_SELECTION_
begin

# Forum Home Renovation Retaining Walls  Geo fabric / bidim - where to buy Melbourne?

## KANDL

Hi All,  
Am trying to cost some geo fabric / bidim (is this the only brand?) for behind a series of new timber retaining walls we're having built.  Our landscaper does not normally use fabric (just ag pipe and gravel screenings), but have had a builder friend tell us that it's worth the extra expense.   
Have done a little googling, but haven't been able to find a supplier in Melbourne (I'm Mornington Peninsula based).  Think we'll need the 2m wide fabric (as 2 walls will be 1m high each) and probably worth getting a 50m roll (as have close to that length of walls being built).   
Anyone have ideas / referrals? 
Thanks, 
K

----------


## Lagerfan

Hi KANDL,  
I used these guys based in Richmond. Pretty cheap and very helpful with advice and such. Looks like they do exactly the size you need: Bidim - Filter Fabric.

end

_WORK TO COMPLETE_
Write out the passage of the geo fabric thread that opens with the words containing "# Forum Home" and closes with "walls being built).".

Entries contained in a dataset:
begin

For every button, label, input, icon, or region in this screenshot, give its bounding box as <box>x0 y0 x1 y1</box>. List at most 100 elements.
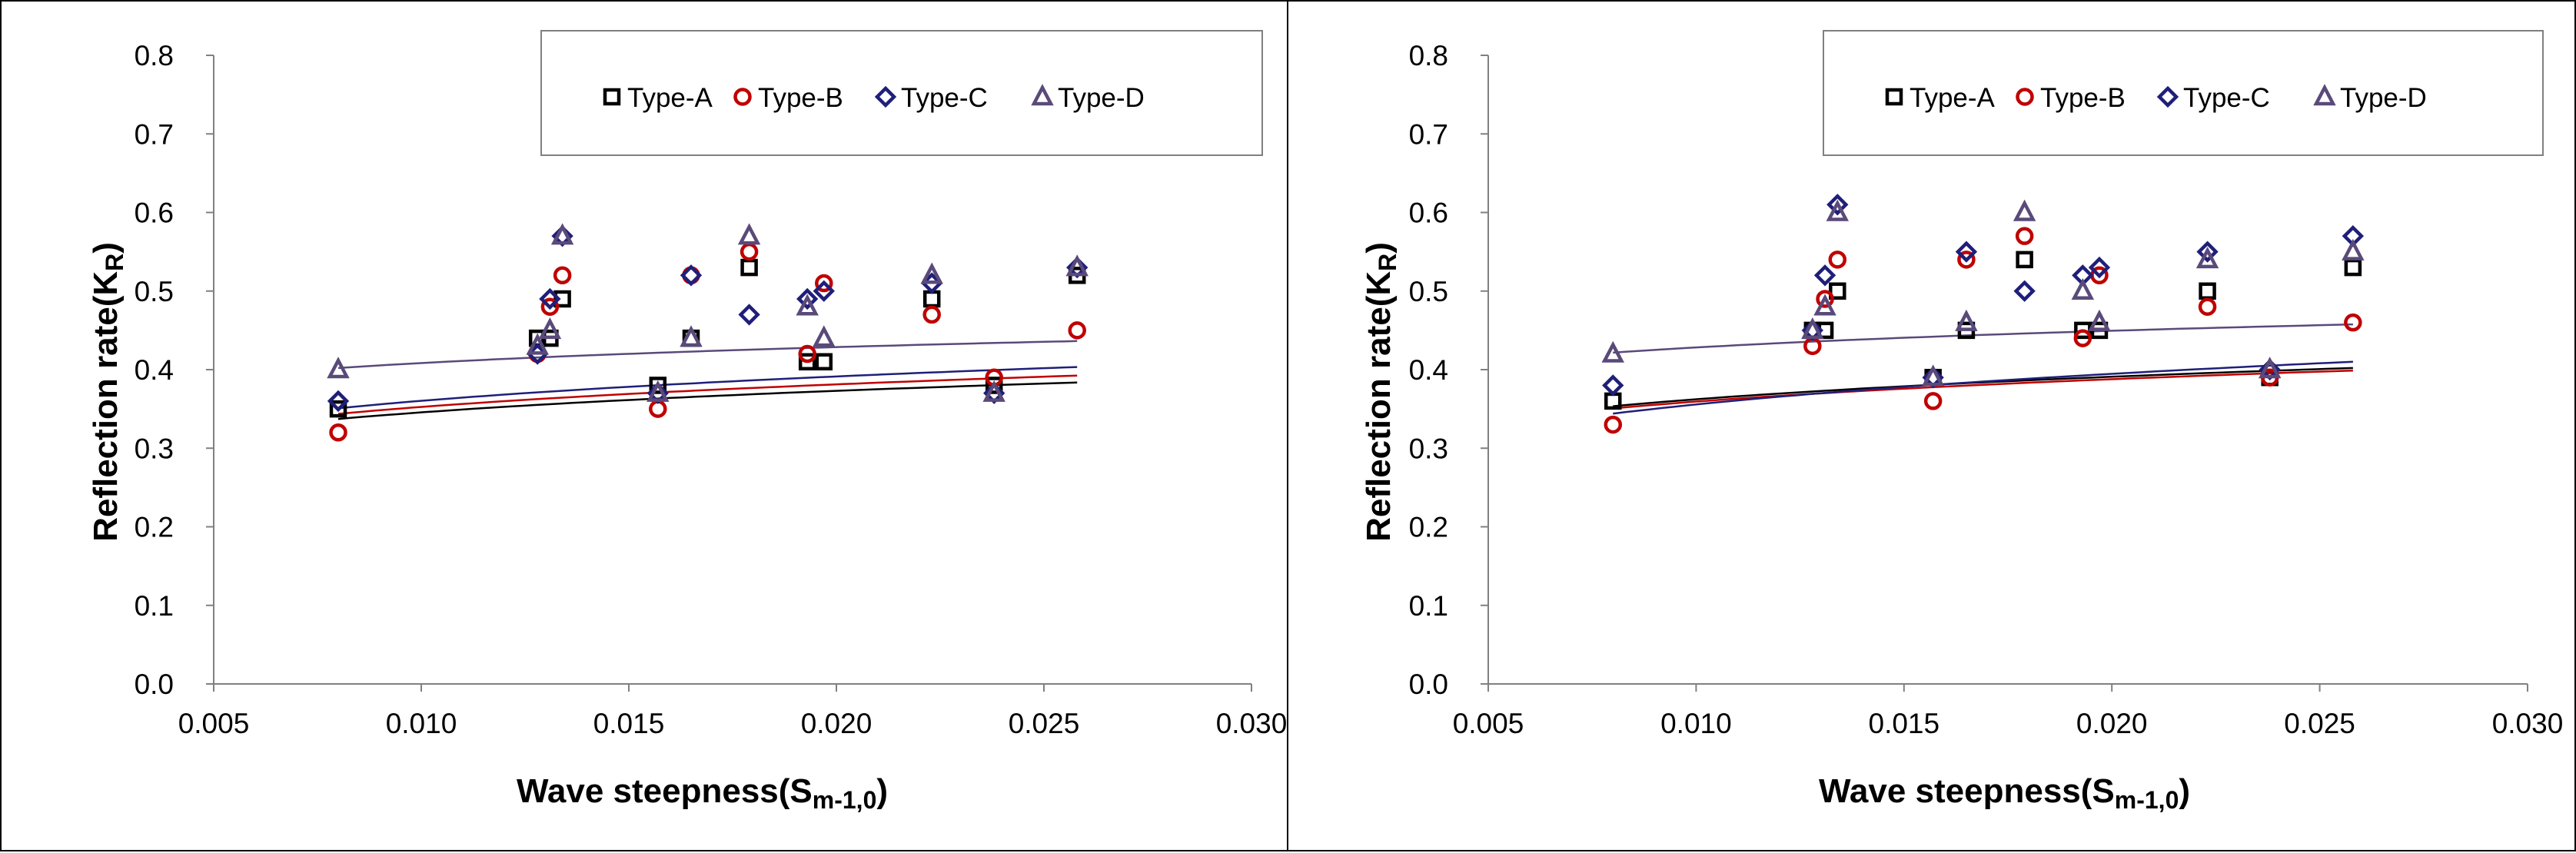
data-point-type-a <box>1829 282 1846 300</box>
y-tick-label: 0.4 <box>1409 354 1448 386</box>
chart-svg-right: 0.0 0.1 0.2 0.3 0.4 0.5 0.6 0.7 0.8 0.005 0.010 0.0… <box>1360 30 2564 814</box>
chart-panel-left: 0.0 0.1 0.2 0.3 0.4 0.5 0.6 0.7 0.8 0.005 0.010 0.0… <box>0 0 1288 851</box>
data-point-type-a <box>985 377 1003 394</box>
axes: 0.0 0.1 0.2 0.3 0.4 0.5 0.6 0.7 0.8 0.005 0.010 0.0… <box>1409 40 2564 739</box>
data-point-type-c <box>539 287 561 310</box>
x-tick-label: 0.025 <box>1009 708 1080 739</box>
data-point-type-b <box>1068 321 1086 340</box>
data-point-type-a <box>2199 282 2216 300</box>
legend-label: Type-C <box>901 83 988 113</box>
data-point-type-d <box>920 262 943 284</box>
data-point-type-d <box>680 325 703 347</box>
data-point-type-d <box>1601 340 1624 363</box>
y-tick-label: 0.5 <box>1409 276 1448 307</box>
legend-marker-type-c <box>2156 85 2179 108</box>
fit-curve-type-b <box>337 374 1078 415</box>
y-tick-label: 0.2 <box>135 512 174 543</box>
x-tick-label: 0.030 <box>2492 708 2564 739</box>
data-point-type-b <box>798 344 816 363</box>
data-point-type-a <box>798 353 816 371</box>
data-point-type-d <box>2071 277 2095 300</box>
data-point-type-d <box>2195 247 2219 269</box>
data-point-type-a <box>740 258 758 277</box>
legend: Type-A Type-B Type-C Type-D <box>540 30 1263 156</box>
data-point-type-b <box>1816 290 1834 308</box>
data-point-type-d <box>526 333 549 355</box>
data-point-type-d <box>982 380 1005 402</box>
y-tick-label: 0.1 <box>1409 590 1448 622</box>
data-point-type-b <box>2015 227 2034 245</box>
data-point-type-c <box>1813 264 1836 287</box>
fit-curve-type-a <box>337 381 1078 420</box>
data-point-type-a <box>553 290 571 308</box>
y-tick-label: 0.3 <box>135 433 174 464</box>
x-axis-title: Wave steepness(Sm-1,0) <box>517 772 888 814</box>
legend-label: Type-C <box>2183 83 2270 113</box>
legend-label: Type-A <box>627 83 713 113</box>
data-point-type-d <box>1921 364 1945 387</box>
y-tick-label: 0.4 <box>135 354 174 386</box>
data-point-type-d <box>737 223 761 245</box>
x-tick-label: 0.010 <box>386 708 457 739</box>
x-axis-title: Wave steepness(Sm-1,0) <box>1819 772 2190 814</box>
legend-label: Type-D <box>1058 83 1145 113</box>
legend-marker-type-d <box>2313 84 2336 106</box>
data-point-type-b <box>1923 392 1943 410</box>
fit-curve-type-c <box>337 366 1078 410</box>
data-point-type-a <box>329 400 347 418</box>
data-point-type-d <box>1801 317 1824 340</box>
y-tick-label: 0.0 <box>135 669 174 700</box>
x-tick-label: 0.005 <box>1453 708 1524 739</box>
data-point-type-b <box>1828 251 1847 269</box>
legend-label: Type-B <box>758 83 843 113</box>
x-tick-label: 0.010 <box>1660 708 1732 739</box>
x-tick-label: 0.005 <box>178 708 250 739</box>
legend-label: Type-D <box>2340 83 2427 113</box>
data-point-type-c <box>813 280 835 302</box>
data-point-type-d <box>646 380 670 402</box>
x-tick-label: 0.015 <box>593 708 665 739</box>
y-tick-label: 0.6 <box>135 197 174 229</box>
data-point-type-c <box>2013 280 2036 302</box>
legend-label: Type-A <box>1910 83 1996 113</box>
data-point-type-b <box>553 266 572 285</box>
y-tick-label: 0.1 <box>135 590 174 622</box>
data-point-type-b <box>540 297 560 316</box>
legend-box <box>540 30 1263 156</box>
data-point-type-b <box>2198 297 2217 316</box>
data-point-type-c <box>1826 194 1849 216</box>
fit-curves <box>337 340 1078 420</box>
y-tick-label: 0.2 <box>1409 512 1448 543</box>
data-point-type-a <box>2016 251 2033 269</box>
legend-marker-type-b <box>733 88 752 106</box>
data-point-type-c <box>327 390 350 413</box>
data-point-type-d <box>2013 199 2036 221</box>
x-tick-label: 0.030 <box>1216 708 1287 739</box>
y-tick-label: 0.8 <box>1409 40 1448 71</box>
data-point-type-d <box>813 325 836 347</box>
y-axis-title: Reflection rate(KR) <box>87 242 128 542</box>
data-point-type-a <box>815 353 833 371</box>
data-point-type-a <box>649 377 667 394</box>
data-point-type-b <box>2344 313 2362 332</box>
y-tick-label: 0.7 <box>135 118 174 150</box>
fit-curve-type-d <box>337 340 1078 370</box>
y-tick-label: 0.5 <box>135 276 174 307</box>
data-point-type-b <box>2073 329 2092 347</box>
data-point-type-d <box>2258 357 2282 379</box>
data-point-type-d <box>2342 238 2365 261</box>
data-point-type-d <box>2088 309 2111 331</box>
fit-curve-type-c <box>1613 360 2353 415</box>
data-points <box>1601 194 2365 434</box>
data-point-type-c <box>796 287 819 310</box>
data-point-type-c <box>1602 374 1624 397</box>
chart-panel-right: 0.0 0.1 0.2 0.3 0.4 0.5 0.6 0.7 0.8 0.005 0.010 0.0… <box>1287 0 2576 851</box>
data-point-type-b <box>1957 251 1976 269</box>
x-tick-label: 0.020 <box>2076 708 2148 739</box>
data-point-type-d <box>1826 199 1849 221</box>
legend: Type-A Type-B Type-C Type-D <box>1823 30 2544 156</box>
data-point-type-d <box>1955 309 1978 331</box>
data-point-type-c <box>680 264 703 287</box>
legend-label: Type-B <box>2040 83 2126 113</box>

end
begin

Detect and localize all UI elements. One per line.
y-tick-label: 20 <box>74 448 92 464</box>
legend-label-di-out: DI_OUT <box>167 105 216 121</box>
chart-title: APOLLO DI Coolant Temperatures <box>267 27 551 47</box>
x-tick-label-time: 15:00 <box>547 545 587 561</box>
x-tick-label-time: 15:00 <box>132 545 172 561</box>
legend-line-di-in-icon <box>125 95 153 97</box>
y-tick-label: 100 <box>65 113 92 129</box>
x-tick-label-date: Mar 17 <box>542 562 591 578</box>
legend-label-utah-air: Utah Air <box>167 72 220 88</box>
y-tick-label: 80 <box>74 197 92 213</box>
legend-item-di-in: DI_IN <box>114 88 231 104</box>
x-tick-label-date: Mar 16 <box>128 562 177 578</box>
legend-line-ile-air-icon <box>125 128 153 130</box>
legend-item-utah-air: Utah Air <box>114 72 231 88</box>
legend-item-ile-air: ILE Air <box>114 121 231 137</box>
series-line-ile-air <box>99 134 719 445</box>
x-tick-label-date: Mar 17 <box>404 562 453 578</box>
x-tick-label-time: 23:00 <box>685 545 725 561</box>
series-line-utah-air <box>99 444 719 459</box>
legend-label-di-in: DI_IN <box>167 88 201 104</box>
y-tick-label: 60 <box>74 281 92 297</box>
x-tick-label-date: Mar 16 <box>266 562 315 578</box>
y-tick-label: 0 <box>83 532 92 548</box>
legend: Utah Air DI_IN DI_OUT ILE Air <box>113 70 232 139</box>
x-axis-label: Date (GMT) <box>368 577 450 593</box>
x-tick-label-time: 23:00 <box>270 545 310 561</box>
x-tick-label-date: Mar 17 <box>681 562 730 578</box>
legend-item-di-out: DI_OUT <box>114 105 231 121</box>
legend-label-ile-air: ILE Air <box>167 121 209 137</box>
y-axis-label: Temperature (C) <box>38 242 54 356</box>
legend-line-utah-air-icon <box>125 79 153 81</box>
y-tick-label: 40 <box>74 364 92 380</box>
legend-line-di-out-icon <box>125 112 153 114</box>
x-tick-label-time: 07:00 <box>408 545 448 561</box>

end

_SOLUTION FOR THIS TASK_
# Forum Home Renovation Retaining Walls  Geo fabric / bidim - where to buy Melbourne?

## KANDL

Hi All,  
Am trying to cost some geo fabric / bidim (is this the only brand?) for behind a series of new timber retaining walls we're having built.  Our landscaper does not normally use fabric (just ag pipe and gravel screenings), but have had a builder friend tell us that it's worth the extra expense.   
Have done a little googling, but haven't been able to find a supplier in Melbourne (I'm Mornington Peninsula based).  Think we'll need the 2m wide fabric (as 2 walls will be 1m high each) and probably worth getting a 50m roll (as have close to that length of walls being built).